TASK TO COMPLETE: Give every entry again, word for word and in full.

DATA EXCERPTS:
--------------------------------

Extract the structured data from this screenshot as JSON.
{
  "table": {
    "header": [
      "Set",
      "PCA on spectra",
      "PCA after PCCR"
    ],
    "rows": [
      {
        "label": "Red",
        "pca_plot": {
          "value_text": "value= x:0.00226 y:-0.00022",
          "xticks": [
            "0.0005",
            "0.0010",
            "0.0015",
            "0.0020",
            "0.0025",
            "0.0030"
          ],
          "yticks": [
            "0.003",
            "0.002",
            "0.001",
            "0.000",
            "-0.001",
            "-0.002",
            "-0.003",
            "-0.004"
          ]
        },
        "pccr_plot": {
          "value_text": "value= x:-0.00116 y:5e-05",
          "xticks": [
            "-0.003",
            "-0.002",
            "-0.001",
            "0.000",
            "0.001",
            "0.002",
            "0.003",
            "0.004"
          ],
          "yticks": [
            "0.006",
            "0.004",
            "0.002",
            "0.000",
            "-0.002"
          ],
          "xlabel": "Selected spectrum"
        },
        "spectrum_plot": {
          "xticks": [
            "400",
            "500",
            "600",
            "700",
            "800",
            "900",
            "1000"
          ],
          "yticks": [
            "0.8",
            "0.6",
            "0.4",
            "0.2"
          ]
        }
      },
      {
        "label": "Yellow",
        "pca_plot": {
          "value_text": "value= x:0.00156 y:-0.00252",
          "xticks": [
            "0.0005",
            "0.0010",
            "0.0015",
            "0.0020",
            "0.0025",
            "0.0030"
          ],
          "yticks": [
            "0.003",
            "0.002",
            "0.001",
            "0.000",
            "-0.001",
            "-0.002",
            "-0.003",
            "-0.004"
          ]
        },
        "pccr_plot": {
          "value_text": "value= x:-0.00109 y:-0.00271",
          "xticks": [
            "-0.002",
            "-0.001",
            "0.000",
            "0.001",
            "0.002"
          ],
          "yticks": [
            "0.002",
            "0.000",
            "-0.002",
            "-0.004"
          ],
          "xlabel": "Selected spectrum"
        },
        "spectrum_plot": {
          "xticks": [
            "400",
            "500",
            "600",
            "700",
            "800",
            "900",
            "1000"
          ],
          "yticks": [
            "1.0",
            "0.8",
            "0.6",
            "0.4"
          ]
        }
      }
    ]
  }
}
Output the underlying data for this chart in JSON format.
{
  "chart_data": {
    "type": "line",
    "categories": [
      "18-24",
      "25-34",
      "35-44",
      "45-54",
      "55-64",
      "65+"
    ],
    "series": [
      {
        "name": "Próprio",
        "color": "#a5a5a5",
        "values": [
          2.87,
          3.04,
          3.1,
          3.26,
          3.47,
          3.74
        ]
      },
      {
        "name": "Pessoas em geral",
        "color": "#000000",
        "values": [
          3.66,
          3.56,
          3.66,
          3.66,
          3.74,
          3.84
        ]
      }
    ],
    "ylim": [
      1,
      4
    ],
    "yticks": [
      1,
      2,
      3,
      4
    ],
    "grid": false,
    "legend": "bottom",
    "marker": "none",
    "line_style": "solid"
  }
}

--------------------------------

THE SOLUTION:
Extract the structured data from this screenshot as JSON.
{
  "table": {
    "header": [
      "Set",
      "PCA on spectra",
      "PCA after PCCR"
    ],
    "rows": [
      {
        "label": "Red",
        "pca_plot": {
          "value_text": "value= x:0.00226 y:-0.00022",
          "xticks": [
            "0.0005",
            "0.0010",
            "0.0015",
            "0.0020",
            "0.0025",
            "0.0030"
          ],
          "yticks": [
            "0.003",
            "0.002",
            "0.001",
            "0.000",
            "-0.001",
            "-0.002",
            "-0.003",
            "-0.004"
          ]
        },
        "pccr_plot": {
          "value_text": "value= x:-0.00116 y:5e-05",
          "xticks": [
            "-0.003",
            "-0.002",
            "-0.001",
            "0.000",
            "0.001",
            "0.002",
            "0.003",
            "0.004"
          ],
          "yticks": [
            "0.006",
            "0.004",
            "0.002",
            "0.000",
            "-0.002"
          ],
          "xlabel": "Selected spectrum"
        },
        "spectrum_plot": {
          "xticks": [
            "400",
            "500",
            "600",
            "700",
            "800",
            "900",
            "1000"
          ],
          "yticks": [
            "0.8",
            "0.6",
            "0.4",
            "0.2"
          ]
        }
      },
      {
        "label": "Yellow",
        "pca_plot": {
          "value_text": "value= x:0.00156 y:-0.00252",
          "xticks": [
            "0.0005",
            "0.0010",
            "0.0015",
            "0.0020",
            "0.0025",
            "0.0030"
          ],
          "yticks": [
            "0.003",
            "0.002",
            "0.001",
            "0.000",
            "-0.001",
            "-0.002",
            "-0.003",
            "-0.004"
          ]
        },
        "pccr_plot": {
          "value_text": "value= x:-0.00109 y:-0.00271",
          "xticks": [
            "-0.002",
            "-0.001",
            "0.000",
            "0.001",
            "0.002"
          ],
          "yticks": [
            "0.002",
            "0.000",
            "-0.002",
            "-0.004"
          ],
          "xlabel": "Selected spectrum"
        },
        "spectrum_plot": {
          "xticks": [
            "400",
            "500",
            "600",
            "700",
            "800",
            "900",
            "1000"
          ],
          "yticks": [
            "1.0",
            "0.8",
            "0.6",
            "0.4"
          ]
        }
      }
    ]
  }
}
Output the underlying data for this chart in JSON format.
{
  "chart_data": {
    "type": "line",
    "categories": [
      "18-24",
      "25-34",
      "35-44",
      "45-54",
      "55-64",
      "65+"
    ],
    "series": [
      {
        "name": "Próprio",
        "color": "#a5a5a5",
        "values": [
          2.87,
          3.04,
          3.1,
          3.26,
          3.47,
          3.74
        ]
      },
      {
        "name": "Pessoas em geral",
        "color": "#000000",
        "values": [
          3.66,
          3.56,
          3.66,
          3.66,
          3.74,
          3.84
        ]
      }
    ],
    "ylim": [
      1,
      4
    ],
    "yticks": [
      1,
      2,
      3,
      4
    ],
    "grid": false,
    "legend": "bottom",
    "marker": "none",
    "line_style": "solid"
  }
}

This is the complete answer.